Can you update the rows from the first one through the line that has "svg-text:C2: C2: [528, 376, 542, 388]", replacing "elements" with "items" and changing nothing else? Return only those lines.
++++ Information given ++++
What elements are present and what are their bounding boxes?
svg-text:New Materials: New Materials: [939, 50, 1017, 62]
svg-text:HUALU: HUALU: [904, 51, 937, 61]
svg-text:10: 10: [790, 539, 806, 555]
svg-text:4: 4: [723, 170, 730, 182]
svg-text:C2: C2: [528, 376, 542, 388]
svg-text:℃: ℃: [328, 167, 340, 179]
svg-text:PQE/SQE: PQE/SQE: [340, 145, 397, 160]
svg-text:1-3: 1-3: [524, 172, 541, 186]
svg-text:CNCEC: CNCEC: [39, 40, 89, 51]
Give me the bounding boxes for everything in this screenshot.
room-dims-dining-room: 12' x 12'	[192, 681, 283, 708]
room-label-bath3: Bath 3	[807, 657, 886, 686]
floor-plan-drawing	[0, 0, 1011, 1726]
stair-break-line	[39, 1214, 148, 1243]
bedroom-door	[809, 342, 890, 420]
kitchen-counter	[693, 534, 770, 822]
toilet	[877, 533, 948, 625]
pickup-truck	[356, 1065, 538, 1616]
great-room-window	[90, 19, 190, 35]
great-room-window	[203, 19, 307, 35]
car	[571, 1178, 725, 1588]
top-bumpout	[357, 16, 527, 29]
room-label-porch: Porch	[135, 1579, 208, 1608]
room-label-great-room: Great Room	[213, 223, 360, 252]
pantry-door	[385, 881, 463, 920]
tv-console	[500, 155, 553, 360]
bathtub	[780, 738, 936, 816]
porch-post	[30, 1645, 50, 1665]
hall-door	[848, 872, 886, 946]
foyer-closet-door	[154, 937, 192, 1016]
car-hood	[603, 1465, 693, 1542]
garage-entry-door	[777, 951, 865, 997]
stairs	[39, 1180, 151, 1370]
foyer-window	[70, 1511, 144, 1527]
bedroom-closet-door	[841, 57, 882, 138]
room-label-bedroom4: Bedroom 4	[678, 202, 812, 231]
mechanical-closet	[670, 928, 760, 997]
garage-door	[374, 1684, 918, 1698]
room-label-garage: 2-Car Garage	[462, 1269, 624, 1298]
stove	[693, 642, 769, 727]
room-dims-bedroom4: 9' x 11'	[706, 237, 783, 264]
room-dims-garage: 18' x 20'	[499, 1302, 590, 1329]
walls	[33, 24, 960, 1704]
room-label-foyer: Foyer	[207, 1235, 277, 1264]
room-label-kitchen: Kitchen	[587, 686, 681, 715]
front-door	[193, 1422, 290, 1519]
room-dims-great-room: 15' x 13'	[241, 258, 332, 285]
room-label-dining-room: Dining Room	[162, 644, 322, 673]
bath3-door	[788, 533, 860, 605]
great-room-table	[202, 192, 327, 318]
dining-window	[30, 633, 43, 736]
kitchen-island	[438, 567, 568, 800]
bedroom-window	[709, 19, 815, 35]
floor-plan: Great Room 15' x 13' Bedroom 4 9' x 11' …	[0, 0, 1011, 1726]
++++
=== Task answer ===
What items are present and what are their bounding boxes?
svg-text:New Materials: New Materials: [939, 50, 1017, 62]
svg-text:HUALU: HUALU: [904, 51, 937, 61]
svg-text:10: 10: [790, 539, 806, 555]
svg-text:4: 4: [723, 170, 730, 182]
svg-text:C2: C2: [528, 376, 542, 388]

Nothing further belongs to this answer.